▸ Work to be completed
Output every line of the material exactly, omitting images.

[Collected data entries]
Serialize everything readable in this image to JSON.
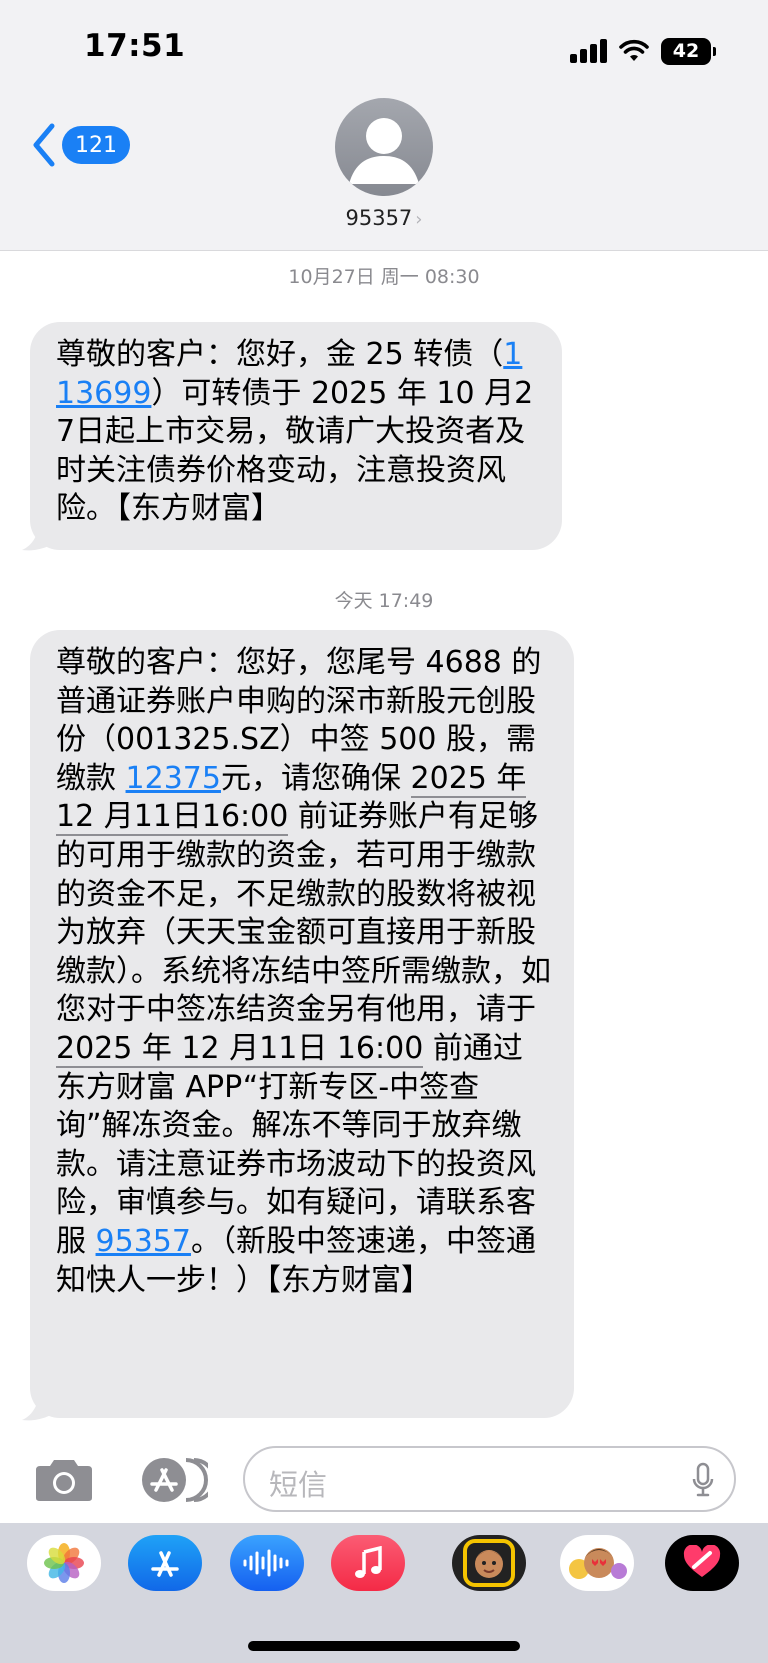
{
  "status_bar": {
    "time": "17:51",
    "battery": "42"
  },
  "nav": {
    "back_count": "121",
    "contact_name": "95357",
    "contact_chevron": "›"
  },
  "messages": [
    {
      "timestamp": "10月27日 周一 08:30",
      "parts": [
        {
          "t": "尊敬的客户：您好，金 25 转债（"
        },
        {
          "t": "113699",
          "link": true
        },
        {
          "t": "）可转债于 2025 年 10 月27日起上市交易，敬请广大投资者及时关注债券价格变动，注意投资风险。【东方财富】"
        }
      ]
    },
    {
      "timestamp": "今天 17:49",
      "parts": [
        {
          "t": "尊敬的客户：您好，您尾号 4688 的普通证券账户申购的深市新股元创股份（001325.SZ）中签 500 股，需缴款 "
        },
        {
          "t": "12375",
          "link": true
        },
        {
          "t": "元，请您确保 "
        },
        {
          "t": "2025 年 12 月11日16:00",
          "dt": true
        },
        {
          "t": " 前证券账户有足够的可用于缴款的资金，若可用于缴款的资金不足，不足缴款的股数将被视为放弃（天天宝金额可直接用于新股缴款）。系统将冻结中签所需缴款，如您对于中签冻结资金另有他用，请于 "
        },
        {
          "t": "2025 年 12 月11日 16:00",
          "dt": true
        },
        {
          "t": " 前通过东方财富 APP“打新专区-中签查询”解冻资金。解冻不等同于放弃缴款。请注意证券市场波动下的投资风险，审慎参与。如有疑问，请联系客服 "
        },
        {
          "t": "95357",
          "link": true
        },
        {
          "t": "。（新股中签速递，中签通知快人一步！）【东方财富】"
        }
      ]
    }
  ],
  "input": {
    "placeholder": "短信"
  },
  "app_strip": [
    "photos-app",
    "app-store-app",
    "audio-app",
    "music-app",
    "memoji-app",
    "memoji-stickers-app",
    "fitness-app"
  ]
}
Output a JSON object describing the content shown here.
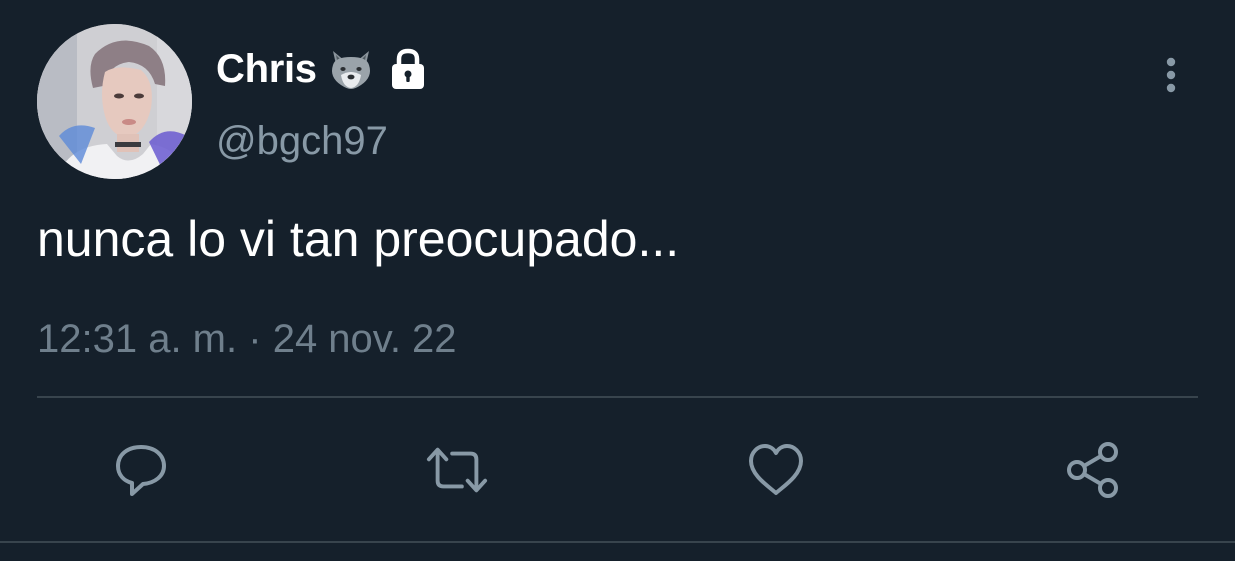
{
  "tweet": {
    "author": {
      "display_name": "Chris",
      "handle": "@bgch97",
      "badges": [
        "wolf-emoji",
        "lock-icon"
      ]
    },
    "text": "nunca lo vi tan preocupado...",
    "time": "12:31 a. m.",
    "separator": "·",
    "date": "24 nov. 22"
  },
  "actions": [
    "reply-icon",
    "retweet-icon",
    "like-icon",
    "share-icon"
  ],
  "colors": {
    "background": "#15202b",
    "text_primary": "#ffffff",
    "text_secondary": "#8899a6",
    "divider": "#38444d",
    "icon": "#8899a6"
  }
}
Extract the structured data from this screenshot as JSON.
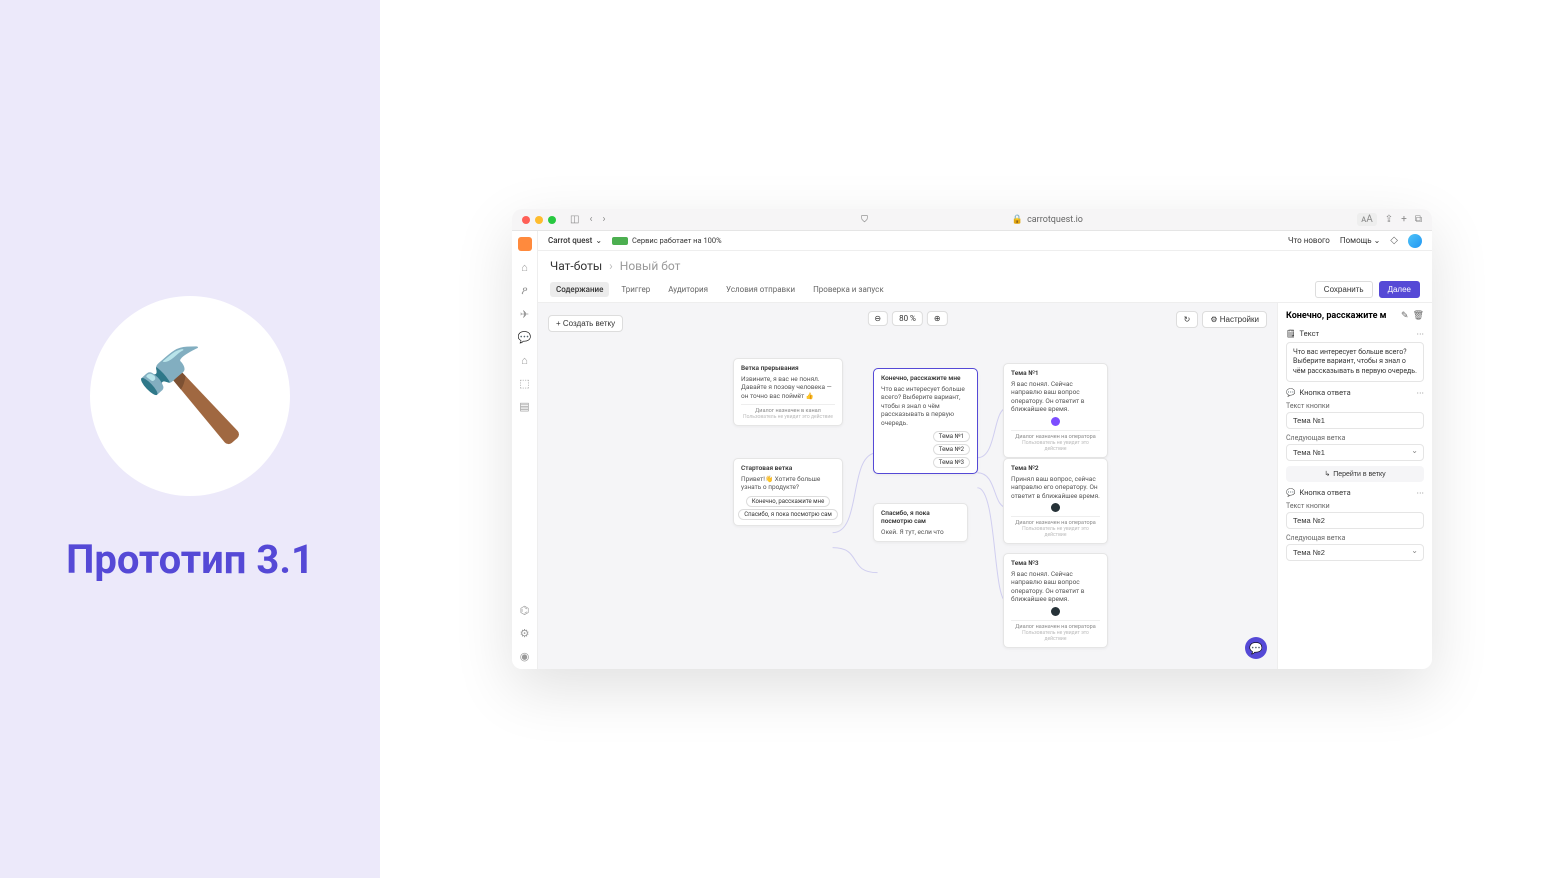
{
  "left": {
    "emoji": "🔨",
    "title": "Прототип 3.1"
  },
  "browser": {
    "url": "carrotquest.io",
    "aa": "ᴀA"
  },
  "topbar": {
    "workspace": "Carrot quest",
    "status": "Сервис работает на 100%",
    "whatsnew": "Что нового",
    "help": "Помощь"
  },
  "breadcrumb": {
    "root": "Чат-боты",
    "current": "Новый бот"
  },
  "tabs": {
    "content": "Содержание",
    "trigger": "Триггер",
    "audience": "Аудитория",
    "conditions": "Условия отправки",
    "launch": "Проверка и запуск",
    "save": "Сохранить",
    "next": "Далее"
  },
  "canvas_toolbar": {
    "create_branch": "+  Создать ветку",
    "zoom": "80 %",
    "settings": "⚙ Настройки"
  },
  "nodes": {
    "interrupt": {
      "title": "Ветка прерывания",
      "text": "Извините, я вас не понял. Давайте я позову человека — он точно вас поймёт 👍",
      "footer": "Диалог назначен в канал",
      "sub": "Пользователь не увидит это действие"
    },
    "start": {
      "title": "Стартовая ветка",
      "text": "Привет!👋\nХотите больше узнать о продукте?",
      "chip1": "Конечно, расскажите мне",
      "chip2": "Спасибо, я пока посмотрю сам"
    },
    "tellme": {
      "title": "Конечно, расскажите мне",
      "text": "Что вас интересует больше всего? Выберите вариант, чтобы я знал о чём рассказывать в первую очередь.",
      "chip1": "Тема №1",
      "chip2": "Тема №2",
      "chip3": "Тема №3"
    },
    "browse": {
      "title": "Спасибо, я пока посмотрю сам",
      "text": "Окей. Я тут, если что"
    },
    "t1": {
      "title": "Тема №1",
      "text": "Я вас понял. Сейчас направлю ваш вопрос оператору. Он ответит в ближайшее время.",
      "footer": "Диалог назначен на оператора",
      "sub": "Пользователь не увидит это действие"
    },
    "t2": {
      "title": "Тема №2",
      "text": "Принял ваш вопрос, сейчас направлю его оператору. Он ответит в ближайшее время.",
      "footer": "Диалог назначен на оператора",
      "sub": "Пользователь не увидит это действие"
    },
    "t3": {
      "title": "Тема №3",
      "text": "Я вас понял. Сейчас направлю ваш вопрос оператору. Он ответит в ближайшее время.",
      "footer": "Диалог назначен на оператора",
      "sub": "Пользователь не увидит это действие"
    }
  },
  "props": {
    "title": "Конечно, расскажите м",
    "section_text": "Текст",
    "textbox": "Что вас интересует больше всего? Выберите вариант, чтобы я знал о чём рассказывать в первую очередь.",
    "answer_button": "Кнопка ответа",
    "btn_text_label": "Текст кнопки",
    "btn_text_1": "Тема №1",
    "next_branch_label": "Следующая ветка",
    "next_branch_1": "Тема №1",
    "go_to_branch": "Перейти в ветку",
    "btn_text_2": "Тема №2",
    "next_branch_2": "Тема №2"
  }
}
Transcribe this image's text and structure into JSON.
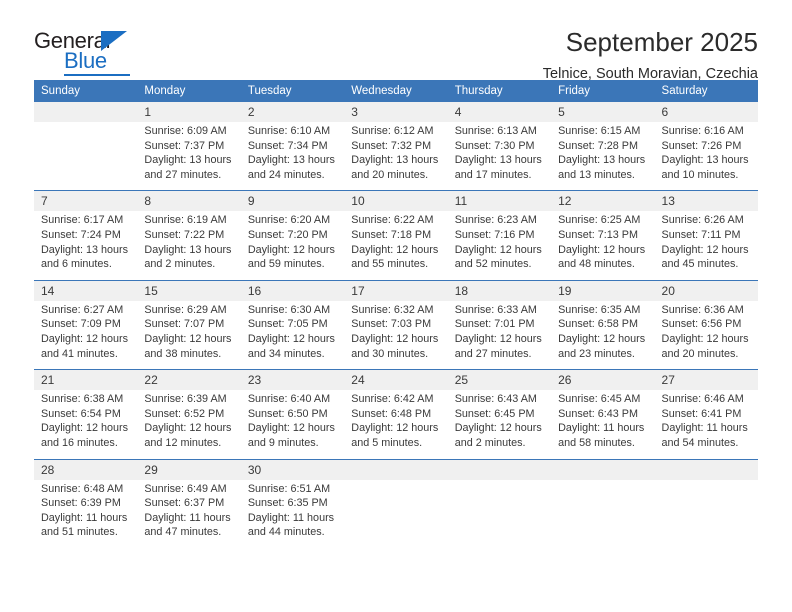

▸ The completed task
Serialize everything readable in this image to JSON.
{
  "status_bar": {
    "time": "17:51",
    "battery": "42"
  },
  "nav": {
    "back_count": "121",
    "contact_name": "95357",
    "contact_chevron": "›"
  },
  "messages": [
    {
      "timestamp": "10月27日 周一 08:30",
      "parts": [
        {
          "t": "尊敬的客户：您好，金 25 转债（"
        },
        {
          "t": "113699",
          "link": true
        },
        {
          "t": "）可转债于 2025 年 10 月27日起上市交易，敬请广大投资者及时关注债券价格变动，注意投资风险。【东方财富】"
        }
      ]
    },
    {
      "timestamp": "今天 17:49",
      "parts": [
        {
          "t": "尊敬的客户：您好，您尾号 4688 的普通证券账户申购的深市新股元创股份（001325.SZ）中签 500 股，需缴款 "
        },
        {
          "t": "12375",
          "link": true
        },
        {
          "t": "元，请您确保 "
        },
        {
          "t": "2025 年 12 月11日16:00",
          "dt": true
        },
        {
          "t": " 前证券账户有足够的可用于缴款的资金，若可用于缴款的资金不足，不足缴款的股数将被视为放弃（天天宝金额可直接用于新股缴款）。系统将冻结中签所需缴款，如您对于中签冻结资金另有他用，请于 "
        },
        {
          "t": "2025 年 12 月11日 16:00",
          "dt": true
        },
        {
          "t": " 前通过东方财富 APP“打新专区-中签查询”解冻资金。解冻不等同于放弃缴款。请注意证券市场波动下的投资风险，审慎参与。如有疑问，请联系客服 "
        },
        {
          "t": "95357",
          "link": true
        },
        {
          "t": "。（新股中签速递，中签通知快人一步！）【东方财富】"
        }
      ]
    }
  ],
  "input": {
    "placeholder": "短信"
  },
  "app_strip": [
    "photos-app",
    "app-store-app",
    "audio-app",
    "music-app",
    "memoji-app",
    "memoji-stickers-app",
    "fitness-app"
  ]
}
Output a JSON object describing the content shown here.
{
  "tweet": {
    "author": {
      "display_name": "Chris",
      "handle": "@bgch97",
      "badges": [
        "wolf-emoji",
        "lock-icon"
      ]
    },
    "text": "nunca lo vi tan preocupado...",
    "time": "12:31 a. m.",
    "separator": "·",
    "date": "24 nov. 22"
  },
  "actions": [
    "reply-icon",
    "retweet-icon",
    "like-icon",
    "share-icon"
  ],
  "colors": {
    "background": "#15202b",
    "text_primary": "#ffffff",
    "text_secondary": "#8899a6",
    "divider": "#38444d",
    "icon": "#8899a6"
  }
}
Extract the structured data from this screenshot as JSON.
{
  "left": {
    "emoji": "🔨",
    "title": "Прототип 3.1"
  },
  "browser": {
    "url": "carrotquest.io",
    "aa": "ᴀA"
  },
  "topbar": {
    "workspace": "Carrot quest",
    "status": "Сервис работает на 100%",
    "whatsnew": "Что нового",
    "help": "Помощь"
  },
  "breadcrumb": {
    "root": "Чат-боты",
    "current": "Новый бот"
  },
  "tabs": {
    "content": "Содержание",
    "trigger": "Триггер",
    "audience": "Аудитория",
    "conditions": "Условия отправки",
    "launch": "Проверка и запуск",
    "save": "Сохранить",
    "next": "Далее"
  },
  "canvas_toolbar": {
    "create_branch": "+  Создать ветку",
    "zoom": "80 %",
    "settings": "⚙ Настройки"
  },
  "nodes": {
    "interrupt": {
      "title": "Ветка прерывания",
      "text": "Извините, я вас не понял. Давайте я позову человека — он точно вас поймёт 👍",
      "footer": "Диалог назначен в канал",
      "sub": "Пользователь не увидит это действие"
    },
    "start": {
      "title": "Стартовая ветка",
      "text": "Привет!👋\nХотите больше узнать о продукте?",
      "chip1": "Конечно, расскажите мне",
      "chip2": "Спасибо, я пока посмотрю сам"
    },
    "tellme": {
      "title": "Конечно, расскажите мне",
      "text": "Что вас интересует больше всего? Выберите вариант, чтобы я знал о чём рассказывать в первую очередь.",
      "chip1": "Тема №1",
      "chip2": "Тема №2",
      "chip3": "Тема №3"
    },
    "browse": {
      "title": "Спасибо, я пока посмотрю сам",
      "text": "Окей. Я тут, если что"
    },
    "t1": {
      "title": "Тема №1",
      "text": "Я вас понял. Сейчас направлю ваш вопрос оператору. Он ответит в ближайшее время.",
      "footer": "Диалог назначен на оператора",
      "sub": "Пользователь не увидит это действие"
    },
    "t2": {
      "title": "Тема №2",
      "text": "Принял ваш вопрос, сейчас направлю его оператору. Он ответит в ближайшее время.",
      "footer": "Диалог назначен на оператора",
      "sub": "Пользователь не увидит это действие"
    },
    "t3": {
      "title": "Тема №3",
      "text": "Я вас понял. Сейчас направлю ваш вопрос оператору. Он ответит в ближайшее время.",
      "footer": "Диалог назначен на оператора",
      "sub": "Пользователь не увидит это действие"
    }
  },
  "props": {
    "title": "Конечно, расскажите м",
    "section_text": "Текст",
    "textbox": "Что вас интересует больше всего? Выберите вариант, чтобы я знал о чём рассказывать в первую очередь.",
    "answer_button": "Кнопка ответа",
    "btn_text_label": "Текст кнопки",
    "btn_text_1": "Тема №1",
    "next_branch_label": "Следующая ветка",
    "next_branch_1": "Тема №1",
    "go_to_branch": "Перейти в ветку",
    "btn_text_2": "Тема №2",
    "next_branch_2": "Тема №2"
  }
}
Transcribe this image's text and structure into JSON.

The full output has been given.